==== SUPPLIED DATA

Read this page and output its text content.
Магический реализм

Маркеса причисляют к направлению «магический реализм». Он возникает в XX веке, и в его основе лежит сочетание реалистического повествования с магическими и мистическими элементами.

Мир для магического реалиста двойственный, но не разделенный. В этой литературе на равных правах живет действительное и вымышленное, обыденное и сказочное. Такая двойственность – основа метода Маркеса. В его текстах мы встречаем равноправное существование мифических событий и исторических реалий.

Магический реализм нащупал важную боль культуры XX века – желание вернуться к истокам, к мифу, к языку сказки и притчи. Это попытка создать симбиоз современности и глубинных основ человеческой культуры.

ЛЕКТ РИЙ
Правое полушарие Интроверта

========

TASK BRIEF:
Write every record out again, unaltered.

SOLUTION FOR THIS TASK:
Read this page and output its text content.
Магический реализм

Маркеса причисляют к направлению «магический реализм». Он возникает в XX веке, и в его основе лежит сочетание реалистического повествования с магическими и мистическими элементами.

Мир для магического реалиста двойственный, но не разделенный. В этой литературе на равных правах живет действительное и вымышленное, обыденное и сказочное. Такая двойственность – основа метода Маркеса. В его текстах мы встречаем равноправное существование мифических событий и исторических реалий.

Магический реализм нащупал важную боль культуры XX века – желание вернуться к истокам, к мифу, к языку сказки и притчи. Это попытка создать симбиоз современности и глубинных основ человеческой культуры.

ЛЕКТ РИЙ
Правое полушарие Интроверта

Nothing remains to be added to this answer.